[Collected data entries]

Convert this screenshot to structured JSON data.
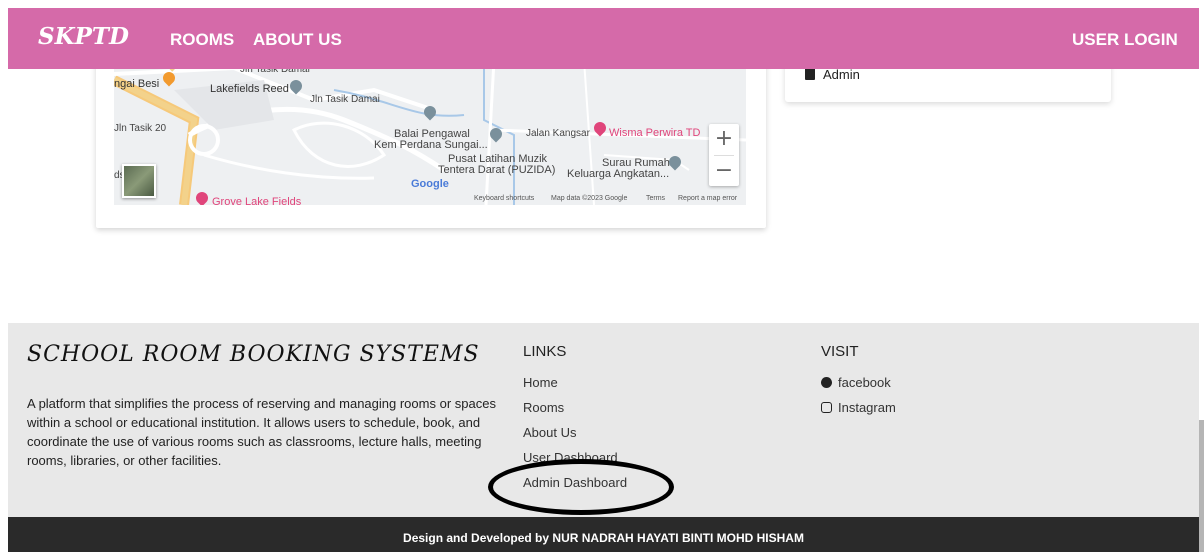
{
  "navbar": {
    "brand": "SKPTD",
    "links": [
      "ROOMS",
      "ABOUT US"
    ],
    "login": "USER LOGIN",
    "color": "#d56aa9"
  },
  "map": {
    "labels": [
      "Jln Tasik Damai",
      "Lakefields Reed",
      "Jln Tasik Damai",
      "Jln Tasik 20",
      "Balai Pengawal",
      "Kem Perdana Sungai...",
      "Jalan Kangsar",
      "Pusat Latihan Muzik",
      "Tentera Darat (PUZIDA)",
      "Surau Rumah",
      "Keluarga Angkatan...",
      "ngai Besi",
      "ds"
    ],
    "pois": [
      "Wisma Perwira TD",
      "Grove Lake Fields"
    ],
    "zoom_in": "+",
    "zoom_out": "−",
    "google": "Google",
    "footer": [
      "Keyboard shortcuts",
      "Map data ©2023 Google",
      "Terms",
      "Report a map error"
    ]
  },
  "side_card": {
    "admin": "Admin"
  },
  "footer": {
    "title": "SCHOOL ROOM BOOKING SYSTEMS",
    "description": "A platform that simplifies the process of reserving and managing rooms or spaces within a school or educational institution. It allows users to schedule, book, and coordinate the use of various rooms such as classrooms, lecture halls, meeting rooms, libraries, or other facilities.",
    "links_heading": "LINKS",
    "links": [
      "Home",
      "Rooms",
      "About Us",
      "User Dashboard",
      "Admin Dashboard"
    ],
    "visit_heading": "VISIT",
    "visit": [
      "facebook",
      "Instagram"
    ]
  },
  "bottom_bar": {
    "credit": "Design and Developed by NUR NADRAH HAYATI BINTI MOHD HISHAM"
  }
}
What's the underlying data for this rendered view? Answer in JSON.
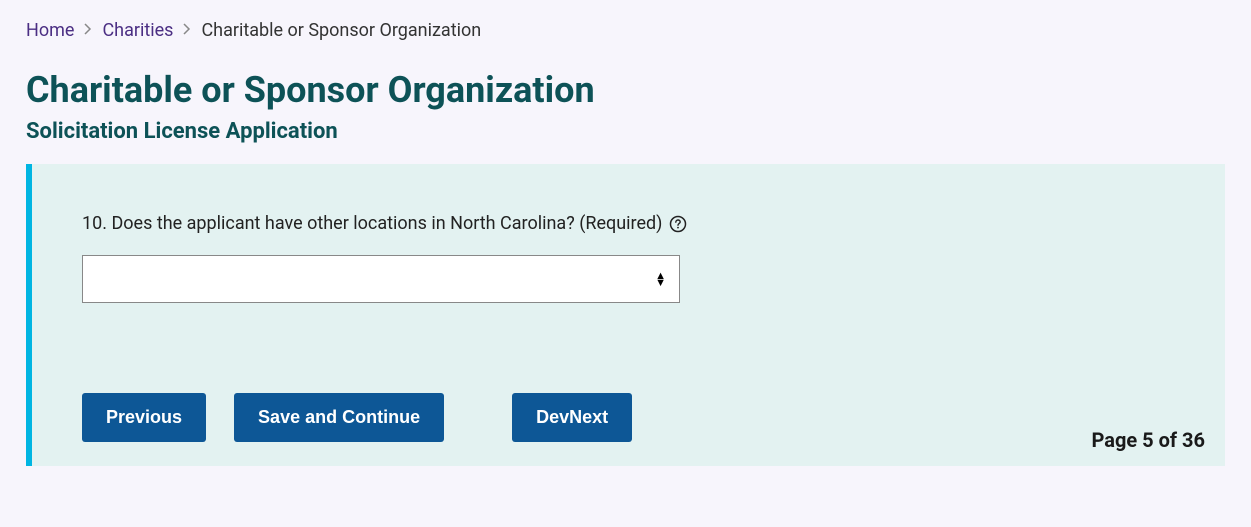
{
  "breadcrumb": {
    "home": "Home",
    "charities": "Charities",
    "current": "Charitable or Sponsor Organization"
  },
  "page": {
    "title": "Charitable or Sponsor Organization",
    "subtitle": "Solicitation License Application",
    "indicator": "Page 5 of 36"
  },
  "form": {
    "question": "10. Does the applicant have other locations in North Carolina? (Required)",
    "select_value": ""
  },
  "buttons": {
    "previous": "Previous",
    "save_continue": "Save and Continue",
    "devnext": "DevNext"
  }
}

WORK TO COMPLETE
In the lines above, find each one with "this" and list it.

THE ANSWER
Convert this screenshot to structured JSON data.
What's the underlying data for this rendered view? Answer in JSON.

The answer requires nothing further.